# Exercise aim
Which lines below hold the word "content"? Report each one.

• • •

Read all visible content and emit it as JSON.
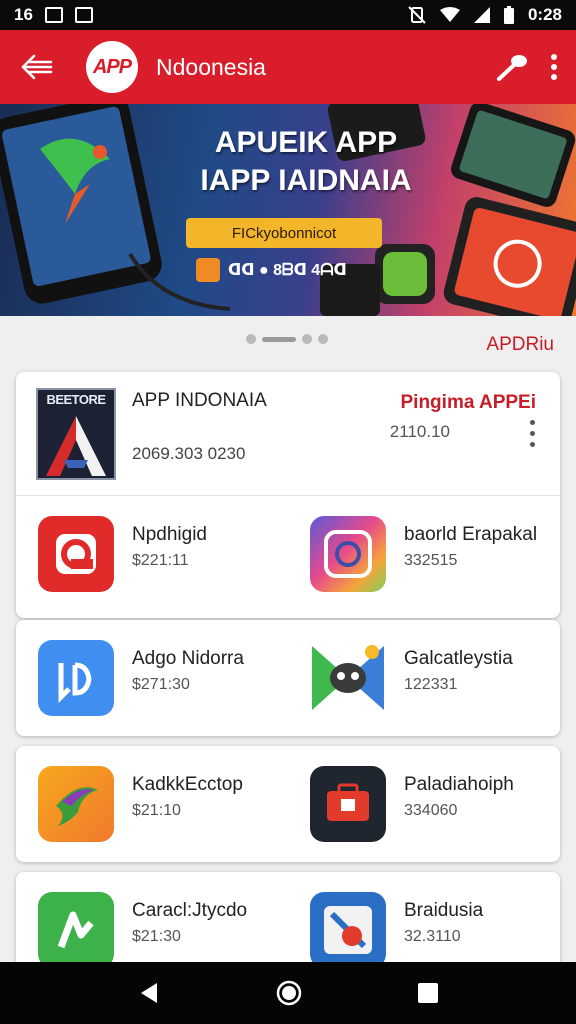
{
  "status_bar": {
    "left_text": "16",
    "time": "0:28"
  },
  "app_bar": {
    "logo_text": "APP",
    "title": "Ndoonesia"
  },
  "hero": {
    "title": "APUEIK APP IAPP IAIDNAIA",
    "button_label": "FICkyobonnicot",
    "meta_text": "ᗡᗡ ● 8ᗷᗡ 4ᗩᗡ"
  },
  "section_link": "APDRiu",
  "featured": {
    "icon_brand": "BEETORE",
    "name": "APP INDONAIA",
    "subtitle": "2069.303 0230",
    "badge": "Pingima APPEi",
    "count": "2110.10"
  },
  "apps": [
    {
      "name": "Npdhigid",
      "price": "$221:11"
    },
    {
      "name": "baorld Erapakal",
      "price": "332515"
    },
    {
      "name": "Adgo Nidorra",
      "price": "$271:30"
    },
    {
      "name": "Galcatleystia",
      "price": "122331"
    },
    {
      "name": "KadkkEcctop",
      "price": "$21:10"
    },
    {
      "name": "Paladiahoiph",
      "price": "334060"
    },
    {
      "name": "Caracl:Jtycdo",
      "price": "$21:30"
    },
    {
      "name": "Braidusia",
      "price": "32.3110"
    }
  ],
  "colors": {
    "brand_red": "#d91d2a",
    "accent_yellow": "#f3b62a"
  },
  "icons": [
    "back-arrow-icon",
    "microphone-icon",
    "more-vert-icon",
    "nav-back-icon",
    "nav-home-icon",
    "nav-recents-icon"
  ]
}
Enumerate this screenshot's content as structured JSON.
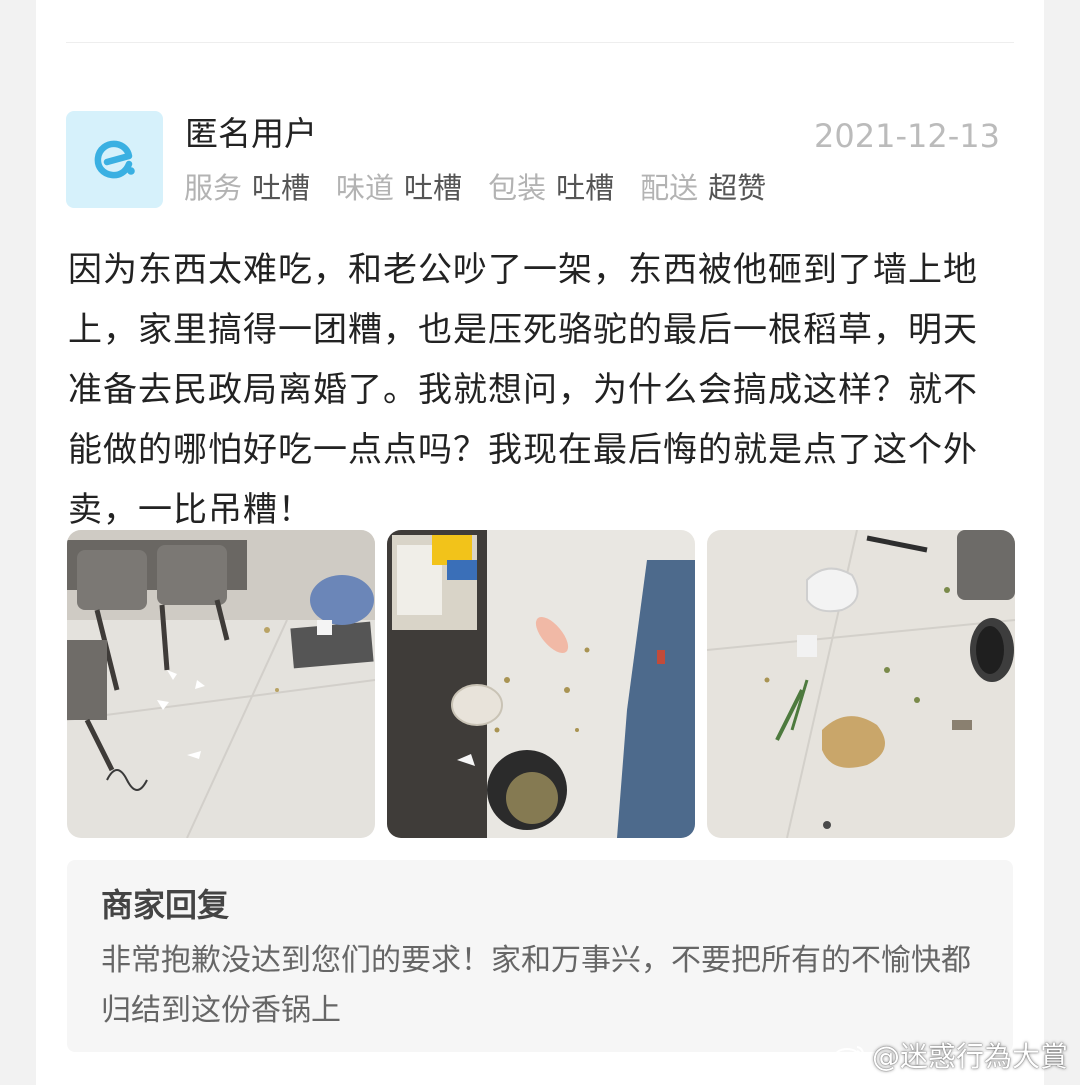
{
  "review": {
    "username": "匿名用户",
    "date": "2021-12-13",
    "avatar_icon": "eleme-logo-icon",
    "ratings": [
      {
        "label": "服务",
        "value": "吐槽"
      },
      {
        "label": "味道",
        "value": "吐槽"
      },
      {
        "label": "包装",
        "value": "吐槽"
      },
      {
        "label": "配送",
        "value": "超赞"
      }
    ],
    "text": "因为东西太难吃，和老公吵了一架，东西被他砸到了墙上地上，家里搞得一团糟，也是压死骆驼的最后一根稻草，明天准备去民政局离婚了。我就想问，为什么会搞成这样？就不能做的哪怕好吃一点点吗？我现在最后悔的就是点了这个外卖，一比吊糟！",
    "photos": [
      "photo-1",
      "photo-2",
      "photo-3"
    ]
  },
  "merchant_reply": {
    "title": "商家回复",
    "text": "非常抱歉没达到您们的要求！家和万事兴，不要把所有的不愉快都归结到这份香锅上"
  },
  "watermark": {
    "text": "@迷惑行為大賞",
    "icon": "weibo-icon"
  },
  "colors": {
    "brand": "#3ab0e2",
    "avatar_bg": "#d6f1fb"
  }
}
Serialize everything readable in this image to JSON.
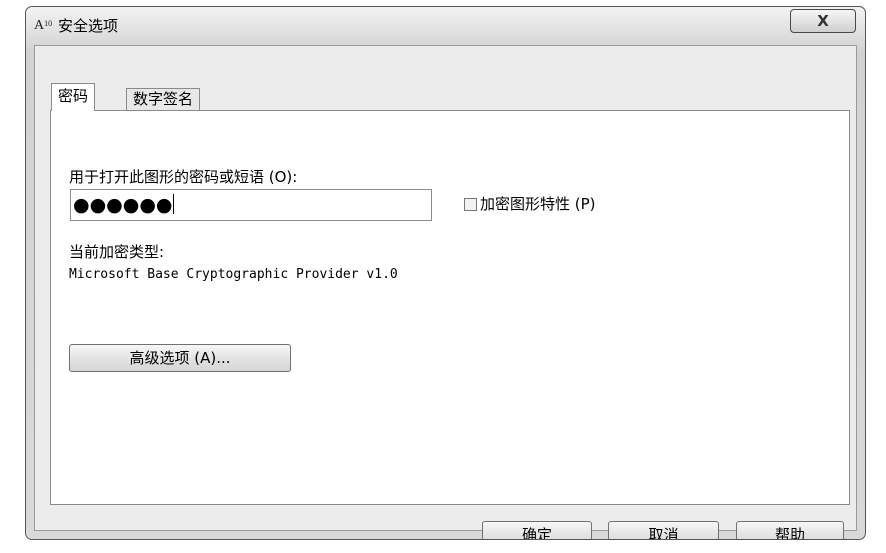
{
  "window": {
    "title": "安全选项",
    "app_icon_text": "A",
    "app_icon_sub": "10",
    "close_glyph": "X"
  },
  "tabs": [
    {
      "label": "密码",
      "active": true
    },
    {
      "label": "数字签名",
      "active": false
    }
  ],
  "password_panel": {
    "password_label": "用于打开此图形的密码或短语 (O):",
    "password_value": "●●●●●●",
    "encrypt_props_label": "加密图形特性 (P)",
    "encrypt_props_checked": false,
    "encryption_type_label": "当前加密类型:",
    "encryption_type_value": "Microsoft Base Cryptographic Provider v1.0",
    "advanced_button": "高级选项 (A)..."
  },
  "footer": {
    "ok": "确定",
    "cancel": "取消",
    "help": "帮助"
  }
}
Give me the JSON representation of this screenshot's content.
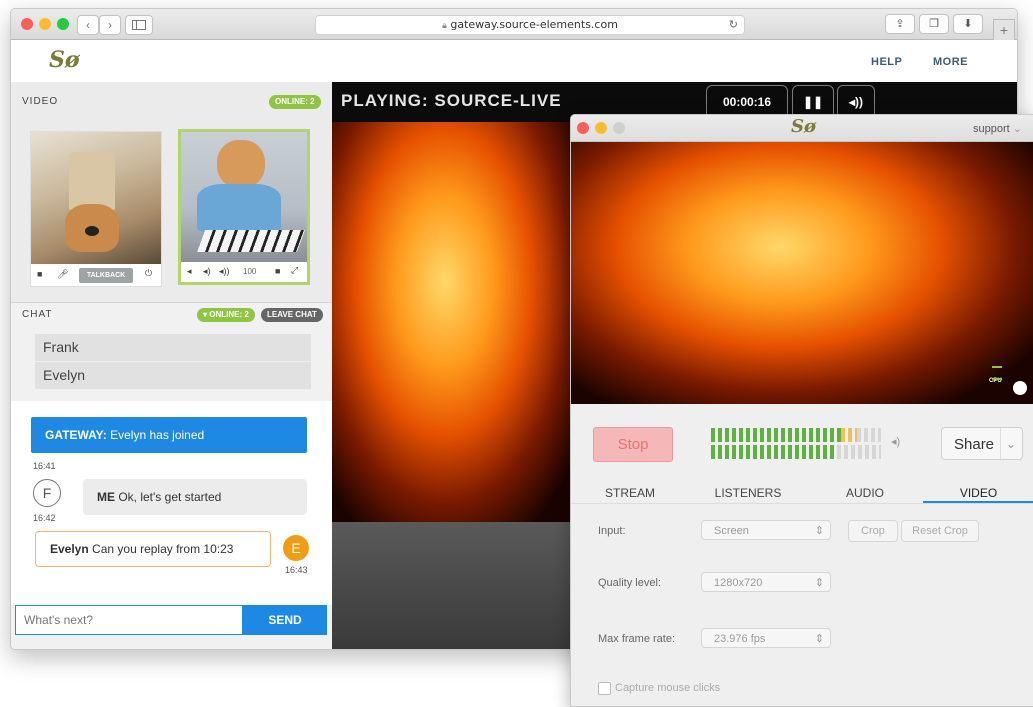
{
  "browser": {
    "url": "gateway.source-elements.com",
    "nav_back": "‹",
    "nav_forward": "›",
    "sidebar_icon": "sidebar-icon",
    "reload_icon": "↻",
    "new_tab": "+"
  },
  "header": {
    "logo": "Sø",
    "help": "HELP",
    "more": "MORE"
  },
  "video": {
    "section_title": "VIDEO",
    "online_badge": "ONLINE: 2",
    "tile1": {
      "talkback_label": "TALKBACK"
    },
    "tile2": {
      "volume_value": "100"
    }
  },
  "chat": {
    "section_title": "CHAT",
    "online_badge": "▾ ONLINE: 2",
    "leave_label": "LEAVE CHAT",
    "users": [
      "Frank",
      "Evelyn"
    ],
    "system_message": {
      "sender": "GATEWAY:",
      "text": "Evelyn has joined",
      "time": "16:41"
    },
    "my_message": {
      "avatar": "F",
      "sender": "ME",
      "text": "Ok, let's get started",
      "time": "16:42"
    },
    "other_message": {
      "avatar": "E",
      "sender": "Evelyn",
      "text": "Can you replay from 10:23",
      "time": "16:43"
    },
    "input_placeholder": "What's next?",
    "send_label": "SEND"
  },
  "player": {
    "title": "PLAYING: SOURCE-LIVE",
    "time": "00:00:16"
  },
  "popup": {
    "logo": "Sø",
    "account": "support",
    "cpu_label": "CPU",
    "stop_label": "Stop",
    "share_label": "Share",
    "tabs": [
      "STREAM",
      "LISTENERS",
      "AUDIO",
      "VIDEO"
    ],
    "active_tab": "VIDEO",
    "input_label": "Input:",
    "input_value": "Screen",
    "crop_label": "Crop",
    "reset_crop_label": "Reset Crop",
    "quality_label": "Quality level:",
    "quality_value": "1280x720",
    "framerate_label": "Max frame rate:",
    "framerate_value": "23.976 fps",
    "capture_label": "Capture mouse clicks"
  },
  "colors": {
    "accent_blue": "#1e88e5",
    "online_green": "#8dc63f",
    "stop_red": "#f5b7b7",
    "avatar_orange": "#f39c12"
  }
}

• • •

# Task output
Read all visible content and emit it as JSON.
Enumerate this screenshot's content as structured JSON.
Give me the JSON representation of this screenshot's content.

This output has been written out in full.